In the entries that follow, count each line containing "Mississippi" and state the total, nothing more.
##### Input records #####
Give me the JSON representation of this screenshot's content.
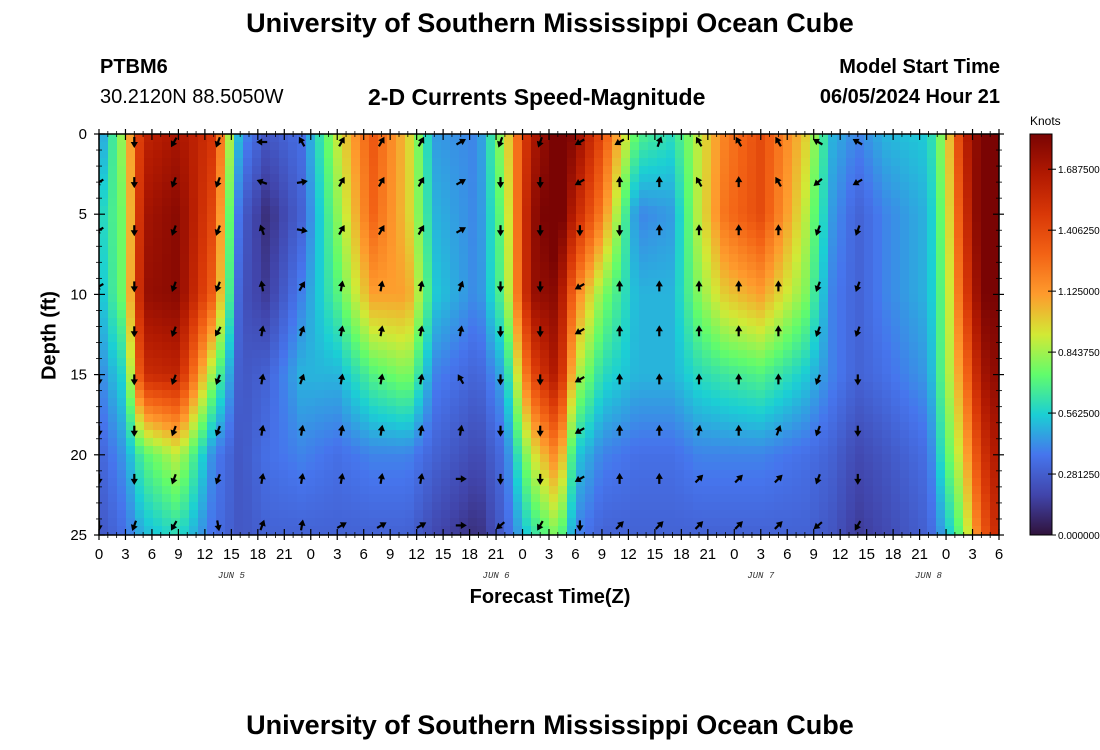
{
  "header": {
    "title": "University of Southern Mississippi Ocean Cube",
    "station": "PTBM6",
    "coords": "30.2120N  88.5050W",
    "model_start_label": "Model Start Time",
    "model_start_value": "06/05/2024 Hour 21"
  },
  "footer": {
    "title": "University of Southern Mississippi Ocean Cube"
  },
  "chart_data": {
    "type": "heatmap",
    "title": "2-D Currents Speed-Magnitude",
    "xlabel": "Forecast Time(Z)",
    "ylabel": "Depth (ft)",
    "colorbar_label": "Knots",
    "colorbar_ticks": [
      "0.000000",
      "0.281250",
      "0.562500",
      "0.843750",
      "1.125000",
      "1.406250",
      "1.687500"
    ],
    "colorbar_range": [
      0,
      1.85
    ],
    "ylim": [
      0,
      25
    ],
    "y_ticks": [
      0,
      5,
      10,
      15,
      20,
      25
    ],
    "x_hours_range": [
      0,
      102
    ],
    "x_tick_hours": [
      0,
      3,
      6,
      9,
      12,
      15,
      18,
      21,
      24,
      27,
      30,
      33,
      36,
      39,
      42,
      45,
      48,
      51,
      54,
      57,
      60,
      63,
      66,
      69,
      72,
      75,
      78,
      81,
      84,
      87,
      90,
      93,
      96,
      99,
      102
    ],
    "x_tick_labels": [
      "0",
      "3",
      "6",
      "9",
      "12",
      "15",
      "18",
      "21",
      "0",
      "3",
      "6",
      "9",
      "12",
      "15",
      "18",
      "21",
      "0",
      "3",
      "6",
      "9",
      "12",
      "15",
      "18",
      "21",
      "0",
      "3",
      "6",
      "9",
      "12",
      "15",
      "18",
      "21",
      "0",
      "3",
      "6"
    ],
    "date_labels": [
      {
        "text": "JUN 5",
        "hour": 15
      },
      {
        "text": "JUN 6",
        "hour": 45
      },
      {
        "text": "JUN 7",
        "hour": 75
      },
      {
        "text": "JUN 8",
        "hour": 94
      }
    ],
    "speed_grid": {
      "hours": [
        0,
        3,
        5,
        9,
        13,
        16,
        19,
        23,
        27,
        31,
        35,
        38,
        43,
        46,
        49,
        52,
        54,
        57,
        61,
        65,
        68,
        71,
        75,
        80,
        83,
        86,
        89,
        94,
        96,
        98,
        100,
        102
      ],
      "depths": [
        0,
        5,
        10,
        15,
        20,
        25
      ],
      "values": [
        [
          0.4,
          0.9,
          1.6,
          1.7,
          1.5,
          0.45,
          0.25,
          0.35,
          0.9,
          1.35,
          1.0,
          0.45,
          0.4,
          0.9,
          1.65,
          1.9,
          1.8,
          1.4,
          0.7,
          0.6,
          0.9,
          1.2,
          1.4,
          1.0,
          0.5,
          0.4,
          0.5,
          0.55,
          0.9,
          1.6,
          1.85,
          1.9
        ],
        [
          0.55,
          0.8,
          1.7,
          1.8,
          1.4,
          0.3,
          0.1,
          0.3,
          0.8,
          1.3,
          1.0,
          0.5,
          0.4,
          0.8,
          1.75,
          1.95,
          1.6,
          1.2,
          0.4,
          0.45,
          0.9,
          1.25,
          1.4,
          0.9,
          0.45,
          0.3,
          0.4,
          0.5,
          0.85,
          1.5,
          1.9,
          1.9
        ],
        [
          0.5,
          0.8,
          1.75,
          1.8,
          1.3,
          0.25,
          0.15,
          0.4,
          0.7,
          1.1,
          1.1,
          0.55,
          0.4,
          0.75,
          1.75,
          1.8,
          1.2,
          0.8,
          0.5,
          0.5,
          0.8,
          1.0,
          1.1,
          0.8,
          0.4,
          0.3,
          0.4,
          0.5,
          0.8,
          1.4,
          1.85,
          1.85
        ],
        [
          0.4,
          0.6,
          1.55,
          1.6,
          0.8,
          0.25,
          0.3,
          0.5,
          0.5,
          0.7,
          0.8,
          0.4,
          0.3,
          0.5,
          1.4,
          1.7,
          0.9,
          0.6,
          0.5,
          0.5,
          0.6,
          0.65,
          0.7,
          0.55,
          0.4,
          0.3,
          0.35,
          0.45,
          0.8,
          1.2,
          1.7,
          1.8
        ],
        [
          0.3,
          0.45,
          0.7,
          0.9,
          0.4,
          0.25,
          0.35,
          0.4,
          0.35,
          0.4,
          0.4,
          0.3,
          0.2,
          0.35,
          0.9,
          1.2,
          0.55,
          0.4,
          0.35,
          0.35,
          0.4,
          0.4,
          0.4,
          0.35,
          0.3,
          0.2,
          0.25,
          0.35,
          0.7,
          1.0,
          1.5,
          1.7
        ],
        [
          0.25,
          0.35,
          0.5,
          0.6,
          0.35,
          0.25,
          0.3,
          0.3,
          0.3,
          0.3,
          0.3,
          0.2,
          0.1,
          0.3,
          0.6,
          0.8,
          0.4,
          0.3,
          0.3,
          0.3,
          0.3,
          0.3,
          0.3,
          0.3,
          0.25,
          0.15,
          0.2,
          0.3,
          0.5,
          0.8,
          1.3,
          1.6
        ]
      ]
    },
    "arrow_columns": [
      {
        "hour": 0,
        "angles": [
          null,
          240,
          240,
          240,
          null,
          180,
          180,
          180,
          180
        ]
      },
      {
        "hour": 4,
        "angles": [
          180,
          180,
          180,
          180,
          180,
          180,
          180,
          180,
          200
        ]
      },
      {
        "hour": 8.5,
        "angles": [
          210,
          200,
          200,
          200,
          200,
          200,
          200,
          200,
          210
        ]
      },
      {
        "hour": 13.5,
        "angles": [
          200,
          200,
          200,
          200,
          210,
          200,
          200,
          200,
          170
        ]
      },
      {
        "hour": 18.5,
        "angles": [
          270,
          290,
          340,
          350,
          10,
          10,
          10,
          10,
          20
        ]
      },
      {
        "hour": 23,
        "angles": [
          330,
          80,
          100,
          30,
          20,
          20,
          10,
          10,
          10
        ]
      },
      {
        "hour": 27.5,
        "angles": [
          30,
          30,
          30,
          10,
          10,
          10,
          10,
          10,
          60
        ]
      },
      {
        "hour": 32,
        "angles": [
          30,
          30,
          30,
          10,
          10,
          10,
          10,
          10,
          60
        ]
      },
      {
        "hour": 36.5,
        "angles": [
          30,
          30,
          30,
          10,
          10,
          10,
          10,
          10,
          60
        ]
      },
      {
        "hour": 41,
        "angles": [
          60,
          60,
          60,
          20,
          10,
          330,
          10,
          90,
          90
        ]
      },
      {
        "hour": 45.5,
        "angles": [
          200,
          180,
          180,
          180,
          180,
          180,
          180,
          180,
          230
        ]
      },
      {
        "hour": 50,
        "angles": [
          200,
          180,
          180,
          180,
          180,
          180,
          180,
          180,
          210
        ]
      },
      {
        "hour": 54.5,
        "angles": [
          240,
          240,
          180,
          240,
          240,
          240,
          240,
          240,
          180
        ]
      },
      {
        "hour": 59,
        "angles": [
          240,
          0,
          180,
          0,
          0,
          0,
          0,
          0,
          45
        ]
      },
      {
        "hour": 63.5,
        "angles": [
          20,
          0,
          0,
          0,
          0,
          0,
          0,
          0,
          45
        ]
      },
      {
        "hour": 68,
        "angles": [
          330,
          330,
          0,
          0,
          0,
          0,
          10,
          45,
          45
        ]
      },
      {
        "hour": 72.5,
        "angles": [
          330,
          0,
          0,
          0,
          0,
          0,
          0,
          45,
          45
        ]
      },
      {
        "hour": 77,
        "angles": [
          330,
          330,
          0,
          0,
          0,
          0,
          20,
          45,
          45
        ]
      },
      {
        "hour": 81.5,
        "angles": [
          300,
          230,
          200,
          200,
          200,
          200,
          200,
          200,
          230
        ]
      },
      {
        "hour": 86,
        "angles": [
          300,
          240,
          200,
          200,
          200,
          180,
          180,
          180,
          210
        ]
      }
    ]
  }
}
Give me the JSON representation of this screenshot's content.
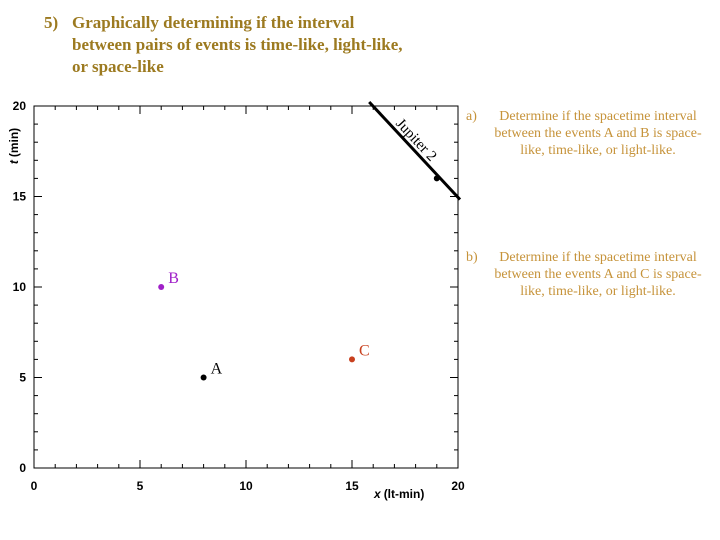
{
  "heading": {
    "number": "5)",
    "text": "Graphically determining if the interval between pairs of events is time-like, light-like, or space-like"
  },
  "questions": [
    {
      "label": "a)",
      "text": "Determine if the spacetime interval between the events A and B is space-like, time-like, or light-like."
    },
    {
      "label": "b)",
      "text": "Determine if the spacetime interval between the events A and C is space-like, time-like, or light-like."
    }
  ],
  "chart_data": {
    "type": "scatter",
    "xlabel_var": "x",
    "xlabel_unit": "(lt-min)",
    "ylabel_var": "t",
    "ylabel_unit": "(min)",
    "xlim": [
      0,
      20
    ],
    "ylim": [
      0,
      20
    ],
    "xticks": [
      0,
      5,
      10,
      15,
      20
    ],
    "yticks": [
      0,
      5,
      10,
      15,
      20
    ],
    "grid": false,
    "points": [
      {
        "label": "A",
        "x": 8,
        "y": 5,
        "color": "#000000"
      },
      {
        "label": "B",
        "x": 6,
        "y": 10,
        "color": "#a020c8"
      },
      {
        "label": "C",
        "x": 15,
        "y": 6,
        "color": "#c8401e"
      }
    ],
    "worldline": {
      "label": "Jupiter 2",
      "x": [
        16,
        20
      ],
      "y": [
        20,
        15
      ]
    }
  }
}
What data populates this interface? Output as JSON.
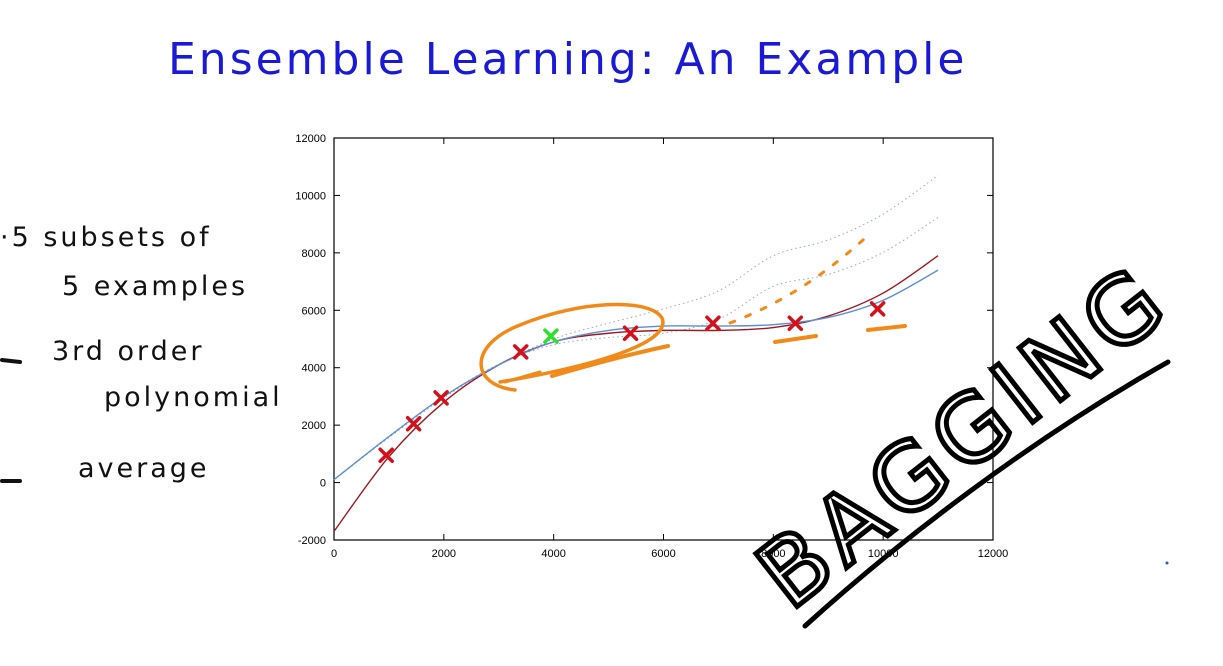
{
  "page": {
    "title": "Ensemble Learning: An Example",
    "notes": [
      "·5 subsets of",
      "5 examples",
      "3rd order",
      "polynomial",
      "average"
    ],
    "annotation": "BAGGING"
  },
  "colors": {
    "title_ink": "#1a1ad6",
    "note_ink": "#111111",
    "marker_red": "#d4101c",
    "marker_green": "#2ee02e",
    "fit_red": "#a01820",
    "fit_blue": "#5b8fd6",
    "highlight_orange": "#f28a1a",
    "subset_dotted": "#9ab"
  },
  "chart_data": {
    "type": "scatter",
    "xlim": [
      0,
      12000
    ],
    "ylim": [
      -2000,
      12000
    ],
    "x_ticks": [
      0,
      2000,
      4000,
      6000,
      8000,
      10000,
      12000
    ],
    "y_ticks": [
      -2000,
      0,
      2000,
      4000,
      6000,
      8000,
      10000,
      12000
    ],
    "x_tick_labels": [
      "0",
      "2000",
      "4000",
      "6000",
      "8000",
      "10000",
      "12000"
    ],
    "y_tick_labels": [
      "-2000",
      "0",
      "2000",
      "4000",
      "6000",
      "8000",
      "10000",
      "12000"
    ],
    "series": [
      {
        "marker": "x",
        "color": "red",
        "x": [
          950,
          1450,
          1950,
          3400,
          5400,
          6900,
          8400,
          9900
        ],
        "y": [
          950,
          2050,
          2950,
          4550,
          5200,
          5550,
          5550,
          6050
        ]
      },
      {
        "marker": "x",
        "color": "green",
        "x": [
          3950
        ],
        "y": [
          5100
        ]
      }
    ],
    "fits": [
      {
        "color": "red",
        "x": [
          0,
          1000,
          2000,
          3000,
          4000,
          5000,
          6000,
          7000,
          8000,
          9000,
          10000,
          11000
        ],
        "y": [
          -1700,
          900,
          2800,
          4100,
          4900,
          5200,
          5300,
          5300,
          5400,
          5800,
          6600,
          7900
        ]
      },
      {
        "color": "blue",
        "x": [
          0,
          1000,
          2000,
          3000,
          4000,
          5000,
          6000,
          7000,
          8000,
          9000,
          10000,
          11000
        ],
        "y": [
          100,
          1600,
          3000,
          4100,
          4900,
          5300,
          5450,
          5450,
          5500,
          5750,
          6350,
          7400
        ]
      }
    ]
  }
}
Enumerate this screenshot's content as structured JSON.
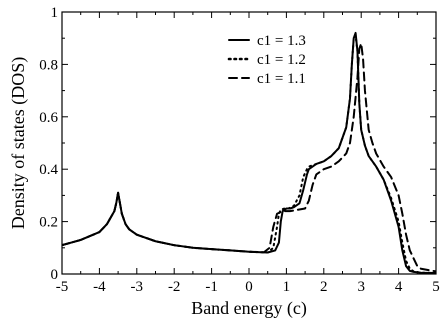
{
  "chart_data": {
    "type": "line",
    "title": "",
    "xlabel": "Band energy (c)",
    "ylabel": "Density of states (DOS)",
    "xlim": [
      -5,
      5
    ],
    "ylim": [
      0,
      1
    ],
    "x_ticks": [
      -5,
      -4,
      -3,
      -2,
      -1,
      0,
      1,
      2,
      3,
      4,
      5
    ],
    "x_tick_labels": [
      "-5",
      "-4",
      "-3",
      "-2",
      "-1",
      "0",
      "1",
      "2",
      "3",
      "4",
      "5"
    ],
    "y_ticks": [
      0,
      0.2,
      0.4,
      0.6,
      0.8,
      1
    ],
    "y_tick_labels": [
      "0",
      "0.2",
      "0.4",
      "0.6",
      "0.8",
      "1"
    ],
    "grid": false,
    "legend_position": "top-right",
    "series": [
      {
        "name": "c1 = 1.3",
        "style": "solid",
        "color": "#000000",
        "x": [
          -5,
          -4.5,
          -4,
          -3.8,
          -3.6,
          -3.55,
          -3.5,
          -3.45,
          -3.4,
          -3.3,
          -3.2,
          -3.0,
          -2.5,
          -2.0,
          -1.5,
          -1.0,
          -0.5,
          0,
          0.5,
          0.7,
          0.8,
          0.85,
          0.9,
          1.0,
          1.1,
          1.2,
          1.35,
          1.45,
          1.55,
          1.6,
          1.8,
          2.0,
          2.2,
          2.4,
          2.5,
          2.6,
          2.7,
          2.75,
          2.8,
          2.85,
          2.9,
          2.95,
          3.0,
          3.1,
          3.2,
          3.4,
          3.6,
          3.8,
          4.0,
          4.1,
          4.2,
          4.3,
          4.4,
          4.6,
          5.0
        ],
        "y": [
          0.11,
          0.13,
          0.16,
          0.19,
          0.24,
          0.27,
          0.31,
          0.27,
          0.23,
          0.19,
          0.17,
          0.15,
          0.125,
          0.11,
          0.1,
          0.095,
          0.09,
          0.085,
          0.082,
          0.09,
          0.12,
          0.2,
          0.24,
          0.25,
          0.25,
          0.255,
          0.27,
          0.32,
          0.38,
          0.4,
          0.42,
          0.43,
          0.45,
          0.48,
          0.52,
          0.56,
          0.67,
          0.8,
          0.9,
          0.92,
          0.85,
          0.65,
          0.55,
          0.49,
          0.45,
          0.41,
          0.36,
          0.28,
          0.18,
          0.09,
          0.03,
          0.012,
          0.008,
          0.005,
          0.004
        ]
      },
      {
        "name": "c1 = 1.2",
        "style": "dotted",
        "color": "#000000",
        "x": [
          -5,
          -4.5,
          -4,
          -3.8,
          -3.6,
          -3.55,
          -3.5,
          -3.45,
          -3.4,
          -3.3,
          -3.2,
          -3.0,
          -2.5,
          -2.0,
          -1.5,
          -1.0,
          -0.5,
          0,
          0.5,
          0.65,
          0.75,
          0.8,
          0.85,
          0.95,
          1.05,
          1.2,
          1.35,
          1.45,
          1.55,
          1.6,
          1.8,
          2.0,
          2.2,
          2.4,
          2.5,
          2.6,
          2.7,
          2.75,
          2.8,
          2.85,
          2.9,
          2.95,
          3.0,
          3.1,
          3.2,
          3.4,
          3.6,
          3.8,
          4.0,
          4.1,
          4.2,
          4.3,
          4.4,
          4.6,
          5.0
        ],
        "y": [
          0.11,
          0.13,
          0.16,
          0.19,
          0.24,
          0.27,
          0.31,
          0.27,
          0.23,
          0.19,
          0.17,
          0.15,
          0.125,
          0.11,
          0.1,
          0.095,
          0.09,
          0.085,
          0.082,
          0.1,
          0.18,
          0.23,
          0.245,
          0.25,
          0.25,
          0.26,
          0.3,
          0.37,
          0.4,
          0.41,
          0.42,
          0.43,
          0.45,
          0.48,
          0.52,
          0.56,
          0.67,
          0.8,
          0.9,
          0.91,
          0.85,
          0.65,
          0.55,
          0.49,
          0.45,
          0.41,
          0.36,
          0.29,
          0.2,
          0.12,
          0.05,
          0.02,
          0.01,
          0.005,
          0.004
        ]
      },
      {
        "name": "c1 = 1.1",
        "style": "dashed",
        "color": "#000000",
        "x": [
          -5,
          -4.5,
          -4,
          -3.8,
          -3.6,
          -3.55,
          -3.5,
          -3.45,
          -3.4,
          -3.3,
          -3.2,
          -3.0,
          -2.5,
          -2.0,
          -1.5,
          -1.0,
          -0.5,
          0,
          0.4,
          0.55,
          0.65,
          0.75,
          0.9,
          1.1,
          1.3,
          1.5,
          1.6,
          1.7,
          1.8,
          2.0,
          2.2,
          2.4,
          2.6,
          2.7,
          2.8,
          2.9,
          2.95,
          3.0,
          3.05,
          3.1,
          3.2,
          3.3,
          3.4,
          3.6,
          3.8,
          4.0,
          4.1,
          4.2,
          4.3,
          4.4,
          4.5,
          4.6,
          5.0
        ],
        "y": [
          0.11,
          0.13,
          0.16,
          0.19,
          0.24,
          0.27,
          0.31,
          0.27,
          0.23,
          0.19,
          0.17,
          0.15,
          0.125,
          0.11,
          0.1,
          0.095,
          0.09,
          0.085,
          0.083,
          0.1,
          0.18,
          0.23,
          0.24,
          0.24,
          0.245,
          0.25,
          0.28,
          0.34,
          0.38,
          0.4,
          0.41,
          0.43,
          0.46,
          0.5,
          0.6,
          0.75,
          0.86,
          0.88,
          0.82,
          0.7,
          0.55,
          0.5,
          0.46,
          0.41,
          0.37,
          0.3,
          0.23,
          0.15,
          0.09,
          0.06,
          0.03,
          0.02,
          0.01
        ]
      }
    ]
  }
}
#####
■ Task result: 2